Similarly, we collected data on the sex-specific age of sexual maturity (using the search terms age and matur* or first reproduction) and sex-specific annual adult mortality (using the search terms mortality or survival or survivorship) from the literature. Sex-specific data on mortality prior to sexual maturity were scarce and were therefore not investigated in this study. We quantified the sex difference in maturation age as the difference between female and male age of maturation [14] and sex difference in adult mortality as the difference between female and male annual adult mortality rate (for an alternative approach, see Supplementary Methods and Results in Additional file 1).

We assigned the type of sex-determination system to each species according to the Tree of Sex [20]. For species that were not included in the Tree of Sex but the genus or family had invariable sex determination, we assumed the same type of sex determination as reported for the genus or family, respectively [2]. We did not distinguish the types of TSD (i.e. type 1a, 1b and 2) or GSD (i.e. XY and ZW) because our hypotheses and predictions pertain to the two systems including all their types. Data collection was finished in August 2017. Our dataset (Supporting Data 1) includes 641 populations of 181 species, and provides a representative sample of reptile taxa with different sex-determination systems (Additional file 1: Table S1). Sample sizes differ across variables because not all kinds of data were available for all species (see Supplementary Methods and Results in Additional file 1).

Statistical analyses

We performed several analyses to address data quality; these analyses showed that our data were repeatable and not biased by sample sizes, study methods, latitude or body size (Supplementary Methods and Results in Additional file 1). To control for phylogenetic relationships among species, we used a composite phylogeny (Additional file 1: Figure S2, Supporting Data 2). To investigate the differences between sex-determination systems in sex ratios, sex differences in maturation age and adult mortality, we used Bayesian phylogenetic mixed-effects models based on Markov chain Monte Carlo (MCMC) estimations, as implemented in the ‘MCMCglmm’ package [42] in the R 3.4.1 environment [43]. This method can accommodate multiple populations per species, so we used populations (instead of species) as data points to address within-species variation in the analyses [44]. We ran one model for each of the five dependent variables (birth sex ratio, juvenile sex ratio, adult sex ratio, sex difference in maturation age, and sex difference in adult mortality) with sex determination as the predictor, and we allowed TSD and GSD species to differ in within-species variance, among-species variance, and mean of the dependent variable. In each analysis we used 5,000,000 iterations, a burn-in length of 1000 and a thinning interval of 500 iterations, and priors corresponding to an inverse-Gamma distribution with shape and scale parameters equal to 0.01 [44]. Model diagnostics indicated no problem with convergence or autocorrelation. For each dependent variable, we report the parameter estimates with 95% credibility intervals (CrI) for the mean and the variance within as well as among species; we interpret non-overlapping CrIs as significantly different.

EXCERPTED RECORDS:
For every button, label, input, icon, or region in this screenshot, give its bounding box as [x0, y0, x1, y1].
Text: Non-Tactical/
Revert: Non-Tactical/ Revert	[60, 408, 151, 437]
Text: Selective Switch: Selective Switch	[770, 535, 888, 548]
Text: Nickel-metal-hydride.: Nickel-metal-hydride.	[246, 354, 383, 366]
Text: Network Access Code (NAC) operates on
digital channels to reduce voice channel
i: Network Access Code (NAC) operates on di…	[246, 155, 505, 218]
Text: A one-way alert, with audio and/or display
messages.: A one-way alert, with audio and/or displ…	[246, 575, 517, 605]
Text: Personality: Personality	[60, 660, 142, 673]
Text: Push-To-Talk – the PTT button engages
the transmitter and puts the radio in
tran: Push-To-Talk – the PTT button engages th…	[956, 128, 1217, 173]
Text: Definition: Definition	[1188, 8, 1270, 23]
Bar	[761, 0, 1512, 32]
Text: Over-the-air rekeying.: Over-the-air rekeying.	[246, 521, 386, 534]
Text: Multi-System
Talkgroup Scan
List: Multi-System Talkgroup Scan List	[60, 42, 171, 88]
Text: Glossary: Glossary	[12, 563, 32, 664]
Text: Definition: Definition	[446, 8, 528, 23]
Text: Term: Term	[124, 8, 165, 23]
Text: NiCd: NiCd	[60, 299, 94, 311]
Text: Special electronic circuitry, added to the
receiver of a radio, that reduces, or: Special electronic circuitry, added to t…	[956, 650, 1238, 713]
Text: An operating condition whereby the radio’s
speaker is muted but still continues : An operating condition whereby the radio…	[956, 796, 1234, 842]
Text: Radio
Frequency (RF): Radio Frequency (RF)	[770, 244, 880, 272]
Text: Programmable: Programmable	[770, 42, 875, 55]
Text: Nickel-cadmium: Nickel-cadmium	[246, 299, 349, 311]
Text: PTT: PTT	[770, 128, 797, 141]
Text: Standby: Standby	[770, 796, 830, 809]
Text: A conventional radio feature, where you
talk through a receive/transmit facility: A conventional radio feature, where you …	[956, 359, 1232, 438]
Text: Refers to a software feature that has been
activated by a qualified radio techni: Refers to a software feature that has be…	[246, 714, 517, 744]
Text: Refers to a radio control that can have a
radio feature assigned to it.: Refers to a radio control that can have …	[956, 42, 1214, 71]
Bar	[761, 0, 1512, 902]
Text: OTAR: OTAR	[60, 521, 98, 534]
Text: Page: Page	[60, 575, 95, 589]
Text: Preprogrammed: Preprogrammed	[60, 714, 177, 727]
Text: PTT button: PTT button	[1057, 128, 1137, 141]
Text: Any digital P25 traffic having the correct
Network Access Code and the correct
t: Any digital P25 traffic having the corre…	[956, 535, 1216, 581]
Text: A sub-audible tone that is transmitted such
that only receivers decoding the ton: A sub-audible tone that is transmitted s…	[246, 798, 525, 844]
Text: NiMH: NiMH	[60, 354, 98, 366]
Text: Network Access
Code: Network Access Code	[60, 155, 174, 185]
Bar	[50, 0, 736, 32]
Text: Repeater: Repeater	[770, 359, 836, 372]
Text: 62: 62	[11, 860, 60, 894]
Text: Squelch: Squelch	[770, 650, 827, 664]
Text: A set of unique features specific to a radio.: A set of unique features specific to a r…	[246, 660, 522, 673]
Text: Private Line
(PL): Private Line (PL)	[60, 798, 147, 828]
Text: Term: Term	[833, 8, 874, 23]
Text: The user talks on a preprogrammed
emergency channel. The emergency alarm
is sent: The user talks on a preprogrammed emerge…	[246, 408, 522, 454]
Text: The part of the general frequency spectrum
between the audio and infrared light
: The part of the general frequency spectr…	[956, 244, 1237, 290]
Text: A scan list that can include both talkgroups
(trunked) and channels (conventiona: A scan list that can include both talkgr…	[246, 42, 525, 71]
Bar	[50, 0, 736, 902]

TASK PROMPT:
Answer from the reptile methods text:
(a) In what month and year was data collection finished?
(b) How many populations and species does the dataset include?
(c) How many iterations were used in each analysis?
The data here are from a separate source, unrelated to the reptile methods text.

OUTPUT FOR THIS TASK:
(a) August 2017
(b) 641 populations of 181 species
(c) 5,000,000